Happy New Year! Welcome back everyone!

Friday night marked our first Cabal meeting of 2015 as well as the first meeting without sicp, though it will remain forever with us in spirit. We had a great time discussing ideal hash tries, as well as some suitable divergence towards transhumanist philosophy, quantum computing, and Asimov (Thanks Colin!).

Dann moderated our discussion of Phil Bagwell’s excellent paper, Ideal Hash Tries (http://lampwww.epfl.ch/papers/idealhashtrees.pdf). This paper introduces using Array Mapped Tries (AMT) to implement a hash table interface as well as covers a variety of applications and extensions of the basic data structure.

We spent most of our time covering the basic principles by which AMTs operate, so maybe we should have started with the AMT paper. Confusingly for the non initiated the H in (Hash Array Mapped Trie) HAMT does not refer to the hashing that goes on in the AMT algorithm, but rather to the hash table interface that is implemented using the AMT. Although, this does mean we could easily come back to this paper and cover some other topics in the future. Dann also sketched out how this data structure could be used to implement persistent data structures which is an important application for HAMTs.

Work order |
Please decide whether each statement agrees with the meeting recap, answering yes or no and quoting the text's deciding words. (a) The Friday meeting was the first of 2015 held without sicp. (b) Colin moderated the discussion of the paper. (c) The H in HAMT refers to the hashing done in the AMT algorithm.

Input data |
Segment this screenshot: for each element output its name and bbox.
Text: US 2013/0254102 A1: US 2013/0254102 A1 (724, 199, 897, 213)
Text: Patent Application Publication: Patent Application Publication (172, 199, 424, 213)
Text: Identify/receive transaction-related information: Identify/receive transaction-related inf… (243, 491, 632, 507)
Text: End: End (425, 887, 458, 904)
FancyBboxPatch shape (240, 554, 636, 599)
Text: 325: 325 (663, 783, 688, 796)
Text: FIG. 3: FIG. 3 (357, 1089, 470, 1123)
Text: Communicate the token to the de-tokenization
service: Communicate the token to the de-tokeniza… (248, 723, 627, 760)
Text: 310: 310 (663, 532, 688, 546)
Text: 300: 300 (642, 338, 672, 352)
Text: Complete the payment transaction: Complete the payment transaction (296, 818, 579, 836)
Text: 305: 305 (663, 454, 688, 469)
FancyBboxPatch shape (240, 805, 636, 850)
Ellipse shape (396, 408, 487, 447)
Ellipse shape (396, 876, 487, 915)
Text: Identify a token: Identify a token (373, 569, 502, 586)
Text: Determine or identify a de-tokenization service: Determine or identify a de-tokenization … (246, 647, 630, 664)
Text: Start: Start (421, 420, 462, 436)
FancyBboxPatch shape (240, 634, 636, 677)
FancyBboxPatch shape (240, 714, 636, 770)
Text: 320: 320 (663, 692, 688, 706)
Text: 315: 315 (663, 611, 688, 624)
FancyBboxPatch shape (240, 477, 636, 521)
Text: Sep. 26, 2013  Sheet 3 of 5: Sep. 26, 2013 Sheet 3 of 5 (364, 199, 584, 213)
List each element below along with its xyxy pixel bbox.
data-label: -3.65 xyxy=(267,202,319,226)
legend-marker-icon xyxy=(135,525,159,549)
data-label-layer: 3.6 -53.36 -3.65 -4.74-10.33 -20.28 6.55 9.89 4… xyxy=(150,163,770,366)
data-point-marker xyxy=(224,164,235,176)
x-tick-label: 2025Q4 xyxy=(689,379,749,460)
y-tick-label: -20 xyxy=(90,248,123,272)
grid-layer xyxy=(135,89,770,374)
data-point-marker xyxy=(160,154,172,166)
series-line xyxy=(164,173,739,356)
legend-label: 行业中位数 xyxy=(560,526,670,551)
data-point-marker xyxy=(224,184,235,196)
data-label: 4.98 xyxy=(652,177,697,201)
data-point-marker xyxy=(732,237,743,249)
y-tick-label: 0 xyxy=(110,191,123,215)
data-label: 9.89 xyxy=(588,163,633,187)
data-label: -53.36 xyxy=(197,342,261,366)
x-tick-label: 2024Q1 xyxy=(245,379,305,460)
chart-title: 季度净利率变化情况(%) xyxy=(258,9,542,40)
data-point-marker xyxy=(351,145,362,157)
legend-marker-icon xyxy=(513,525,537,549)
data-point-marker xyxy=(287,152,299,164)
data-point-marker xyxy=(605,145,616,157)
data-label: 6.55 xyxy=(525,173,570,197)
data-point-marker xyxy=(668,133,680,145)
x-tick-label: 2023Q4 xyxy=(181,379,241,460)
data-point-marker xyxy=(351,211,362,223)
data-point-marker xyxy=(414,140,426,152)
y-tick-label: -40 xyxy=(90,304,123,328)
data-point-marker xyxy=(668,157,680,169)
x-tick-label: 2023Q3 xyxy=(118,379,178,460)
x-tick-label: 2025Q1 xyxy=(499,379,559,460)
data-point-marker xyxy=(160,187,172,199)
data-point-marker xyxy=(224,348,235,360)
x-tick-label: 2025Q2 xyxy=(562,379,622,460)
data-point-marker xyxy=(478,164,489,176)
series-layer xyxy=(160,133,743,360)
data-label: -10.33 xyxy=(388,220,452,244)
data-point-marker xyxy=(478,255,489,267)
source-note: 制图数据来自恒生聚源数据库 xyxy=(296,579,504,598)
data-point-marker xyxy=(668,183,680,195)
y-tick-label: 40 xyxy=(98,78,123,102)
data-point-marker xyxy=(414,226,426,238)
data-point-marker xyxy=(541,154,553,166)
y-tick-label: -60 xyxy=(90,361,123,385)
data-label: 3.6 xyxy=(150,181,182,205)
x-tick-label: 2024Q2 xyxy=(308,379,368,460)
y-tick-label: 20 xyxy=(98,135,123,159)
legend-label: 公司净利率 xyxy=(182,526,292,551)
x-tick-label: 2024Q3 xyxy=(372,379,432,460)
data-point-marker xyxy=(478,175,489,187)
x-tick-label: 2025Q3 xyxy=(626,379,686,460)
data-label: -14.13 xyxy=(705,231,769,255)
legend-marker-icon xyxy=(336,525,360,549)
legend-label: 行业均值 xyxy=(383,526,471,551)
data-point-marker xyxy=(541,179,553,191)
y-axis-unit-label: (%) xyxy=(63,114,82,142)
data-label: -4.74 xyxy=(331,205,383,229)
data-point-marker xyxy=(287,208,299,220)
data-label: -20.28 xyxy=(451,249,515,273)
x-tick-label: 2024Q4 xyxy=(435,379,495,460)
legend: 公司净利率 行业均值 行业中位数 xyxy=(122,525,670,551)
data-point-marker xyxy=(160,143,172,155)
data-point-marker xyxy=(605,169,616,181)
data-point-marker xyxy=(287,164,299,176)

Reply |
(a) Yes: "Friday night marked our first Cabal meeting of 2015 as well as the first meeting without sicp"
(b) No: "Dann moderated our discussion of Phil Bagwell’s excellent paper, Ideal Hash Tries"
(c) No: "the H in (Hash Array Mapped Trie) HAMT does not refer to the hashing that goes on in the AMT algorithm, but rather to the hash table interface that is implemented using the AMT"